* The problem *
Show all lines that include the string "type"; copy each one.
..............................
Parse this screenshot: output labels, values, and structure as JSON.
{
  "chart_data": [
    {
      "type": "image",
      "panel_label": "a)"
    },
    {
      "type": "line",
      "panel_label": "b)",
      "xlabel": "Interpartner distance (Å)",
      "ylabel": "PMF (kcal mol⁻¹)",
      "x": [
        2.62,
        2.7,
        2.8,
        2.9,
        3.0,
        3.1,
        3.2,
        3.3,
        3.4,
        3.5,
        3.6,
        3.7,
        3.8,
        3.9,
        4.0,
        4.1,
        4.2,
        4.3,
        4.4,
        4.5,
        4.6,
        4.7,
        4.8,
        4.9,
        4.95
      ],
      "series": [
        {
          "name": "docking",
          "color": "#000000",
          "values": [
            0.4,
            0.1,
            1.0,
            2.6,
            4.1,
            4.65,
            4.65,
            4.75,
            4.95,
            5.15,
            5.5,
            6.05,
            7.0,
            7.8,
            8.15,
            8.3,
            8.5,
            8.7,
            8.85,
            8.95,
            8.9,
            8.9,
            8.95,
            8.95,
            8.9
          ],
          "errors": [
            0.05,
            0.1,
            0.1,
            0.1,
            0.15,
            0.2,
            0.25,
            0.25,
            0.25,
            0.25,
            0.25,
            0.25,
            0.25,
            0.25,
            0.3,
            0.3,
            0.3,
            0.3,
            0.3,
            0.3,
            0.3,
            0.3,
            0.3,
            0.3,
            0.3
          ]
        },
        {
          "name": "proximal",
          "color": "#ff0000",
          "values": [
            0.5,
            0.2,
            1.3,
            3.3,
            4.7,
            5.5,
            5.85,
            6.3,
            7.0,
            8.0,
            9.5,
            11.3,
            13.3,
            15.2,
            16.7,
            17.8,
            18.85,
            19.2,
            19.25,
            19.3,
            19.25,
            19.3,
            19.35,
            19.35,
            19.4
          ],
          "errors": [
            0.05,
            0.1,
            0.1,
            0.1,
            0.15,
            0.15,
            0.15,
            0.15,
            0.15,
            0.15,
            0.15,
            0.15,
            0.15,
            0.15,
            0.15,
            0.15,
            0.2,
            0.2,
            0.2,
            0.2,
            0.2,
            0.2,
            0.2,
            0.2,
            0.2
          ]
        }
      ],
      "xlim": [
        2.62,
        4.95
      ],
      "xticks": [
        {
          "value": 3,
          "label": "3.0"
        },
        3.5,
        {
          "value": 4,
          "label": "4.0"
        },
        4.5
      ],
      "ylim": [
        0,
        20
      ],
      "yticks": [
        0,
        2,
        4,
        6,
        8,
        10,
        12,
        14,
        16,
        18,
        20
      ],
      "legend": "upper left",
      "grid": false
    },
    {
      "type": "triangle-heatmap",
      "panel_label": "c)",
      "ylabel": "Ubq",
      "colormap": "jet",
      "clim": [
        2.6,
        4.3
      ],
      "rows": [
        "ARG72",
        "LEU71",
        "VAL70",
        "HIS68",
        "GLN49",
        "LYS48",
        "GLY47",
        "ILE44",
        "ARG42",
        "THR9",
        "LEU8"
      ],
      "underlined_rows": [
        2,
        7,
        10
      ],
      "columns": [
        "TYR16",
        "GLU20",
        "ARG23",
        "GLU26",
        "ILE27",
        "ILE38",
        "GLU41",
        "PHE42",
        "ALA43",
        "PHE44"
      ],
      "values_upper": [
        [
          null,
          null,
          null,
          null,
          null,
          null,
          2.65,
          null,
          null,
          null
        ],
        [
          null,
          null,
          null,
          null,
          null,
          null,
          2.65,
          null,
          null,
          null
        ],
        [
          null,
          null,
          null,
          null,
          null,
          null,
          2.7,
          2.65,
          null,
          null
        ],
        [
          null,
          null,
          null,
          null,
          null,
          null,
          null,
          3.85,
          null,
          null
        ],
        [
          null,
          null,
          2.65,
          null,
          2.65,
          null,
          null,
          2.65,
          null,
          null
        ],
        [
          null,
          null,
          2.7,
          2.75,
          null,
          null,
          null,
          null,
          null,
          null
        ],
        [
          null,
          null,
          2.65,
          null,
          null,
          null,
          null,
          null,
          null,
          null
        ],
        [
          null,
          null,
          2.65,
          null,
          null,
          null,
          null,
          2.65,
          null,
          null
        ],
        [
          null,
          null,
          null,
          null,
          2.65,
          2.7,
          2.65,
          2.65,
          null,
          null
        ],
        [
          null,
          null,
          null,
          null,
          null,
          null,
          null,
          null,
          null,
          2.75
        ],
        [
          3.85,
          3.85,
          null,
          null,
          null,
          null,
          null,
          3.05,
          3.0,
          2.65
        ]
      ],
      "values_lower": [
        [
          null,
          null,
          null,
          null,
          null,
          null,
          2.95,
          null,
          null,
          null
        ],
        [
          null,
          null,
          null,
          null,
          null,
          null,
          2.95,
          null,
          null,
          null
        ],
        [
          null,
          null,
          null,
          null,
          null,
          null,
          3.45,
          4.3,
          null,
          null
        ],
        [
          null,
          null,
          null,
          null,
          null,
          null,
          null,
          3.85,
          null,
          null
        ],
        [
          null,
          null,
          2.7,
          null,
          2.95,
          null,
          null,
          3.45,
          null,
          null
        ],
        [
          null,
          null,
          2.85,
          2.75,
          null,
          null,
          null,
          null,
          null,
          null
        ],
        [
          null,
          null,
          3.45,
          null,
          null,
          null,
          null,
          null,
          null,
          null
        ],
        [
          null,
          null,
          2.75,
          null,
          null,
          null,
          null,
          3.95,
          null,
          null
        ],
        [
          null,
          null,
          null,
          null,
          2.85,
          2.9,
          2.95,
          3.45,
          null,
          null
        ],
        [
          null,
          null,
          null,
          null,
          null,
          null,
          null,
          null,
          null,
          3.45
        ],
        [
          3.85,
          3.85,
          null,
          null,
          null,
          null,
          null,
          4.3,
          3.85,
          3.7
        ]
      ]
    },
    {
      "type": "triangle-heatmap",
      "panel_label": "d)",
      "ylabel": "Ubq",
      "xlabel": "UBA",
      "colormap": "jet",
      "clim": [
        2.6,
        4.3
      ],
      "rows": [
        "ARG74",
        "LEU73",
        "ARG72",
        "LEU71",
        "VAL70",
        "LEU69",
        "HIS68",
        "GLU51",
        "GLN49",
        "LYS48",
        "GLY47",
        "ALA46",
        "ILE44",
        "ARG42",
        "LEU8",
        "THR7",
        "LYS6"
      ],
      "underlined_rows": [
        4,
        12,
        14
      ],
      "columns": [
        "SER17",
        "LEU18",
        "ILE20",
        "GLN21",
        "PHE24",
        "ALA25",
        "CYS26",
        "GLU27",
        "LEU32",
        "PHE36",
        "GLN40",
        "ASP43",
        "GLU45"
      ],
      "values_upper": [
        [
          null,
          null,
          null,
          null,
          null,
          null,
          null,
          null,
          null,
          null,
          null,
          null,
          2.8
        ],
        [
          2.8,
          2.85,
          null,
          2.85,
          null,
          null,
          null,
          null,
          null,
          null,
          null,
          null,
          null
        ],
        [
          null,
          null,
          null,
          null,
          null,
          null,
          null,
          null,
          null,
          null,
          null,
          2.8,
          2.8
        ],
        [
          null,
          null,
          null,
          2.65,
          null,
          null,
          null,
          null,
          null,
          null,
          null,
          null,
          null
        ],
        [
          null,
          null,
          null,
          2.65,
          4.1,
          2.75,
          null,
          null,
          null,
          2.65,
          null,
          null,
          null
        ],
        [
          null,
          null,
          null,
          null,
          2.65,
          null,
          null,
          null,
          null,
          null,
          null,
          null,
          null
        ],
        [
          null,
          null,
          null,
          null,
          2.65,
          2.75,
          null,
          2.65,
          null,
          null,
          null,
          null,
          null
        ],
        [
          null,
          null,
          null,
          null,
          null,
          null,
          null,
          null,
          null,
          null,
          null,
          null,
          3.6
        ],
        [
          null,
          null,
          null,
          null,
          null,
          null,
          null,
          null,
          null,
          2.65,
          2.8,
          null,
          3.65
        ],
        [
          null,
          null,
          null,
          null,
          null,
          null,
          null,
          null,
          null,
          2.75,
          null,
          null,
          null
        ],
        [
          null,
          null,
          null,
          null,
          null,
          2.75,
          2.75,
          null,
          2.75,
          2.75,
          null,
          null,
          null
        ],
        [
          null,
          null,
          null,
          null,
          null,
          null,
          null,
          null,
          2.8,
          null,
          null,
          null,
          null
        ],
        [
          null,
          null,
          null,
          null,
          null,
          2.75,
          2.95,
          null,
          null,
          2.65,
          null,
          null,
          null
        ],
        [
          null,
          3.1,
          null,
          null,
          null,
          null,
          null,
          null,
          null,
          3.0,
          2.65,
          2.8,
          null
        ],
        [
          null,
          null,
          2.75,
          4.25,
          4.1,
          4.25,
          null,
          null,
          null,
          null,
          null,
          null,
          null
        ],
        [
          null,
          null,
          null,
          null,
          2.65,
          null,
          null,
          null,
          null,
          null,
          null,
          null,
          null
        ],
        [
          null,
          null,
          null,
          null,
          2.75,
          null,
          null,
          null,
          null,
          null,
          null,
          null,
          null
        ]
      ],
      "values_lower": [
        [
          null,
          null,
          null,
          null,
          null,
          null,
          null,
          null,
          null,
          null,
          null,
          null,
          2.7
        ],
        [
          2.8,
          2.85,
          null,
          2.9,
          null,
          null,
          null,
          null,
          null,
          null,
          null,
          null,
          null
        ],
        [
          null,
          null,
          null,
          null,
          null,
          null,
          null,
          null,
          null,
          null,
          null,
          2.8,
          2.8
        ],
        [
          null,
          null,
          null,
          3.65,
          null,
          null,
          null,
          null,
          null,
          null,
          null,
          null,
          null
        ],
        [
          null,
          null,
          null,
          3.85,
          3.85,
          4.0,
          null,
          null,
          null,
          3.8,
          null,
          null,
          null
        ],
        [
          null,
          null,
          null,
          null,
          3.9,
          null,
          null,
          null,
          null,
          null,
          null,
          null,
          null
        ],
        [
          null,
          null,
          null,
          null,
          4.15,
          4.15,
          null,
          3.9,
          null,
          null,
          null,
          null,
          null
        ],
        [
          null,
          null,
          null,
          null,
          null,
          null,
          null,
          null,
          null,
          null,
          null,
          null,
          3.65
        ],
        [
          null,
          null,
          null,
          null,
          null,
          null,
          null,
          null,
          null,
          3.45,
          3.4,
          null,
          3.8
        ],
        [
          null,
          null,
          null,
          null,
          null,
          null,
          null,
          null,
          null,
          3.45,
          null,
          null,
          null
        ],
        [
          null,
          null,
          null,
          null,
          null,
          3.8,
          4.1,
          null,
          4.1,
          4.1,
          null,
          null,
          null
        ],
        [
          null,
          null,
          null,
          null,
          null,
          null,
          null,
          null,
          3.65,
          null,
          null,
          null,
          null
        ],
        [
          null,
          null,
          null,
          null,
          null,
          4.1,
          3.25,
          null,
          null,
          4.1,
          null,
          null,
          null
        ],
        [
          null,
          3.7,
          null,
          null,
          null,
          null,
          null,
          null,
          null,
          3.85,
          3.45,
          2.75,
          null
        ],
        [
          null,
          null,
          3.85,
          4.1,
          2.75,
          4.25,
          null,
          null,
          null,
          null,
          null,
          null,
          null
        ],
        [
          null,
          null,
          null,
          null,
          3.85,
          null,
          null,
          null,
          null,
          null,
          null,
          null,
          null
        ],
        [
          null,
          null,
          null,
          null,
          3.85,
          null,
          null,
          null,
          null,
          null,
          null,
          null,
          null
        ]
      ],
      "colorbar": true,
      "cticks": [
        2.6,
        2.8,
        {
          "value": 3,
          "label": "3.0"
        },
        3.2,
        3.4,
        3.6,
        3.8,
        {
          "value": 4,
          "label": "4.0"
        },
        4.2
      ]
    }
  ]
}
..............................
* Finished exercise *
      "type": "image",
      "type": "line",
      "type": "triangle-heatmap",
      "type": "triangle-heatmap",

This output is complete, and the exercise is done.